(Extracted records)
Start

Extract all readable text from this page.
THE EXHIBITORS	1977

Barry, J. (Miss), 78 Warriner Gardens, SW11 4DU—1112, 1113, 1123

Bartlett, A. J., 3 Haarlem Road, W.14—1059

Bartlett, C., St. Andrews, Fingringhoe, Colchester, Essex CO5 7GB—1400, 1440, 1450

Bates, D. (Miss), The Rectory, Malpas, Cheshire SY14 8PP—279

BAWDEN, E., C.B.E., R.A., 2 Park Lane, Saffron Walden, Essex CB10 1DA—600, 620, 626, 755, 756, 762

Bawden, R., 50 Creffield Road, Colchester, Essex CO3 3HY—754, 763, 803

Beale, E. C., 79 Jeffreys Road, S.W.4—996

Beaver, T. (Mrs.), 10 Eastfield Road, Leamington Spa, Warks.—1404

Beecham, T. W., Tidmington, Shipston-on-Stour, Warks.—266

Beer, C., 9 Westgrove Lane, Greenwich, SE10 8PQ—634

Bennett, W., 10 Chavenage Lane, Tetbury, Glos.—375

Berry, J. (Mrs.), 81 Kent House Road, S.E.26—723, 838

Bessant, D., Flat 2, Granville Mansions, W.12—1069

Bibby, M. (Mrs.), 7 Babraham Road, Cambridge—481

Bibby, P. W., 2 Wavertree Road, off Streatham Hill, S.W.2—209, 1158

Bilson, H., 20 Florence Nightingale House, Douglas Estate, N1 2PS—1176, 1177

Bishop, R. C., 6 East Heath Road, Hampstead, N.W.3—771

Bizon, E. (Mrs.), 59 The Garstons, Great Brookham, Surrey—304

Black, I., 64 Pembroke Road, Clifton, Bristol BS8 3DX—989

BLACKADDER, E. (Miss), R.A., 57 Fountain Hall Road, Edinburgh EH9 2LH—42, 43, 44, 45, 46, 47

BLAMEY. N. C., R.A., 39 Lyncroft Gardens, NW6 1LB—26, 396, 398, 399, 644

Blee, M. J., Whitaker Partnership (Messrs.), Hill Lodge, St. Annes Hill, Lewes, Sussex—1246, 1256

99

End

List every line from the entries above in which "Lane" appears.

BAWDEN, E., C.B.E., R.A., 2 Park Lane, Saffron Walden, Essex CB10 1DA—600, 620, 626, 755, 756, 762
Beer, C., 9 Westgrove Lane, Greenwich, SE10 8PQ—634
Bennett, W., 10 Chavenage Lane, Tetbury, Glos.—375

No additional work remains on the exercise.